[Stored items]
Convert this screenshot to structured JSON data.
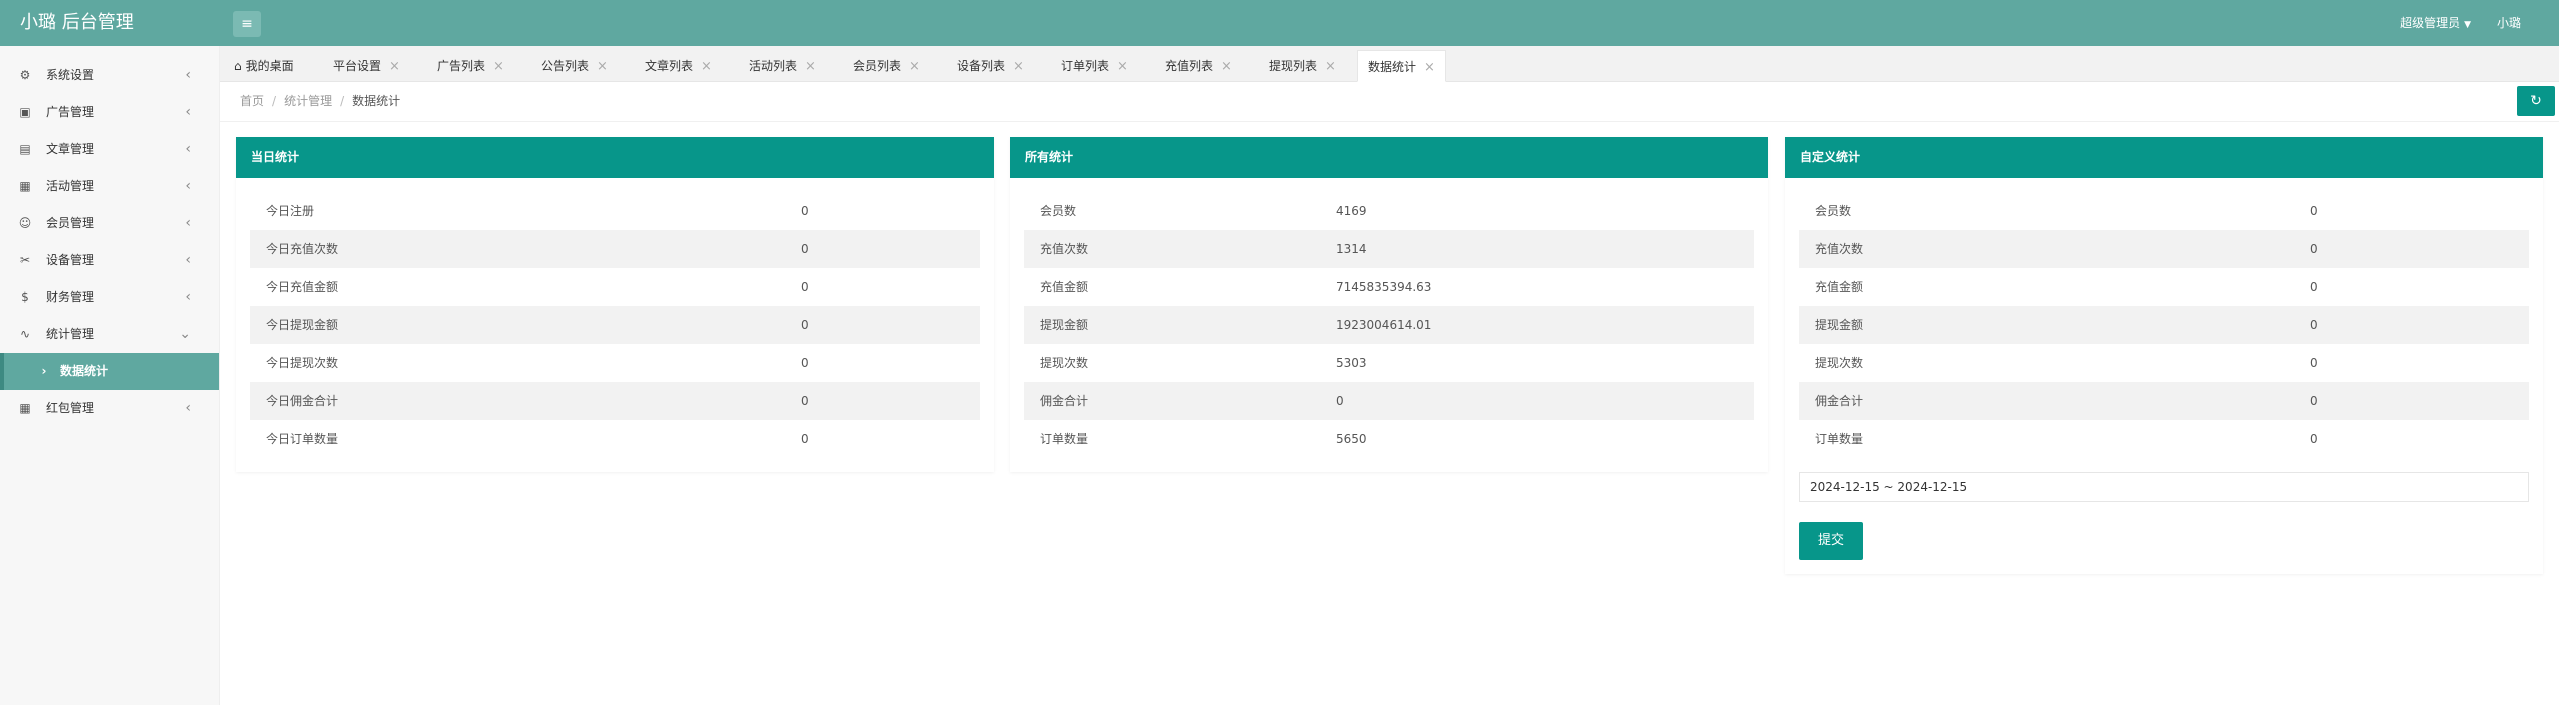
{
  "header": {
    "logo": "小璐 后台管理",
    "menu_toggle_icon": "hamburger-icon",
    "user_role": "超级管理员",
    "user_name": "小璐"
  },
  "sidebar": {
    "items": [
      {
        "label": "系统设置",
        "icon": "gear-icon"
      },
      {
        "label": "广告管理",
        "icon": "image-icon"
      },
      {
        "label": "文章管理",
        "icon": "book-icon"
      },
      {
        "label": "活动管理",
        "icon": "calendar-icon"
      },
      {
        "label": "会员管理",
        "icon": "user-icon"
      },
      {
        "label": "设备管理",
        "icon": "device-icon"
      },
      {
        "label": "财务管理",
        "icon": "money-icon"
      },
      {
        "label": "统计管理",
        "icon": "stats-icon"
      },
      {
        "label": "数据统计",
        "icon": "chevron-right-icon"
      },
      {
        "label": "红包管理",
        "icon": "gift-icon"
      }
    ]
  },
  "tabs": [
    {
      "label": "我的桌面"
    },
    {
      "label": "平台设置"
    },
    {
      "label": "广告列表"
    },
    {
      "label": "公告列表"
    },
    {
      "label": "文章列表"
    },
    {
      "label": "活动列表"
    },
    {
      "label": "会员列表"
    },
    {
      "label": "设备列表"
    },
    {
      "label": "订单列表"
    },
    {
      "label": "充值列表"
    },
    {
      "label": "提现列表"
    },
    {
      "label": "数据统计"
    }
  ],
  "breadcrumb": [
    "首页",
    "统计管理",
    "数据统计"
  ],
  "panels": {
    "today": {
      "title": "当日统计",
      "rows": [
        {
          "k": "今日注册",
          "v": "0"
        },
        {
          "k": "今日充值次数",
          "v": "0"
        },
        {
          "k": "今日充值金额",
          "v": "0"
        },
        {
          "k": "今日提现金额",
          "v": "0"
        },
        {
          "k": "今日提现次数",
          "v": "0"
        },
        {
          "k": "今日佣金合计",
          "v": "0"
        },
        {
          "k": "今日订单数量",
          "v": "0"
        }
      ]
    },
    "all": {
      "title": "所有统计",
      "rows": [
        {
          "k": "会员数",
          "v": "4169"
        },
        {
          "k": "充值次数",
          "v": "1314"
        },
        {
          "k": "充值金额",
          "v": "7145835394.63"
        },
        {
          "k": "提现金额",
          "v": "1923004614.01"
        },
        {
          "k": "提现次数",
          "v": "5303"
        },
        {
          "k": "佣金合计",
          "v": "0"
        },
        {
          "k": "订单数量",
          "v": "5650"
        }
      ]
    },
    "custom": {
      "title": "自定义统计",
      "rows": [
        {
          "k": "会员数",
          "v": "0"
        },
        {
          "k": "充值次数",
          "v": "0"
        },
        {
          "k": "充值金额",
          "v": "0"
        },
        {
          "k": "提现金额",
          "v": "0"
        },
        {
          "k": "提现次数",
          "v": "0"
        },
        {
          "k": "佣金合计",
          "v": "0"
        },
        {
          "k": "订单数量",
          "v": "0"
        }
      ],
      "date_range": "2024-12-15 ~ 2024-12-15",
      "submit_label": "提交"
    }
  },
  "colors": {
    "header": "#5fa8a0",
    "panel_head": "#07968a",
    "button": "#07968a"
  }
}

REQUIREMENT =
Repeat the material above word for word, please, apart from its images.

TASK RESPONSE =
Convert this screenshot to structured JSON data.
{
  "header": {
    "logo": "小璐 后台管理",
    "menu_toggle_icon": "hamburger-icon",
    "user_role": "超级管理员",
    "user_name": "小璐"
  },
  "sidebar": {
    "items": [
      {
        "label": "系统设置",
        "icon": "gear-icon"
      },
      {
        "label": "广告管理",
        "icon": "image-icon"
      },
      {
        "label": "文章管理",
        "icon": "book-icon"
      },
      {
        "label": "活动管理",
        "icon": "calendar-icon"
      },
      {
        "label": "会员管理",
        "icon": "user-icon"
      },
      {
        "label": "设备管理",
        "icon": "device-icon"
      },
      {
        "label": "财务管理",
        "icon": "money-icon"
      },
      {
        "label": "统计管理",
        "icon": "stats-icon"
      },
      {
        "label": "数据统计",
        "icon": "chevron-right-icon"
      },
      {
        "label": "红包管理",
        "icon": "gift-icon"
      }
    ]
  },
  "tabs": [
    {
      "label": "我的桌面"
    },
    {
      "label": "平台设置"
    },
    {
      "label": "广告列表"
    },
    {
      "label": "公告列表"
    },
    {
      "label": "文章列表"
    },
    {
      "label": "活动列表"
    },
    {
      "label": "会员列表"
    },
    {
      "label": "设备列表"
    },
    {
      "label": "订单列表"
    },
    {
      "label": "充值列表"
    },
    {
      "label": "提现列表"
    },
    {
      "label": "数据统计"
    }
  ],
  "breadcrumb": [
    "首页",
    "统计管理",
    "数据统计"
  ],
  "panels": {
    "today": {
      "title": "当日统计",
      "rows": [
        {
          "k": "今日注册",
          "v": "0"
        },
        {
          "k": "今日充值次数",
          "v": "0"
        },
        {
          "k": "今日充值金额",
          "v": "0"
        },
        {
          "k": "今日提现金额",
          "v": "0"
        },
        {
          "k": "今日提现次数",
          "v": "0"
        },
        {
          "k": "今日佣金合计",
          "v": "0"
        },
        {
          "k": "今日订单数量",
          "v": "0"
        }
      ]
    },
    "all": {
      "title": "所有统计",
      "rows": [
        {
          "k": "会员数",
          "v": "4169"
        },
        {
          "k": "充值次数",
          "v": "1314"
        },
        {
          "k": "充值金额",
          "v": "7145835394.63"
        },
        {
          "k": "提现金额",
          "v": "1923004614.01"
        },
        {
          "k": "提现次数",
          "v": "5303"
        },
        {
          "k": "佣金合计",
          "v": "0"
        },
        {
          "k": "订单数量",
          "v": "5650"
        }
      ]
    },
    "custom": {
      "title": "自定义统计",
      "rows": [
        {
          "k": "会员数",
          "v": "0"
        },
        {
          "k": "充值次数",
          "v": "0"
        },
        {
          "k": "充值金额",
          "v": "0"
        },
        {
          "k": "提现金额",
          "v": "0"
        },
        {
          "k": "提现次数",
          "v": "0"
        },
        {
          "k": "佣金合计",
          "v": "0"
        },
        {
          "k": "订单数量",
          "v": "0"
        }
      ],
      "date_range": "2024-12-15 ~ 2024-12-15",
      "submit_label": "提交"
    }
  },
  "colors": {
    "header": "#5fa8a0",
    "panel_head": "#07968a",
    "button": "#07968a"
  }
}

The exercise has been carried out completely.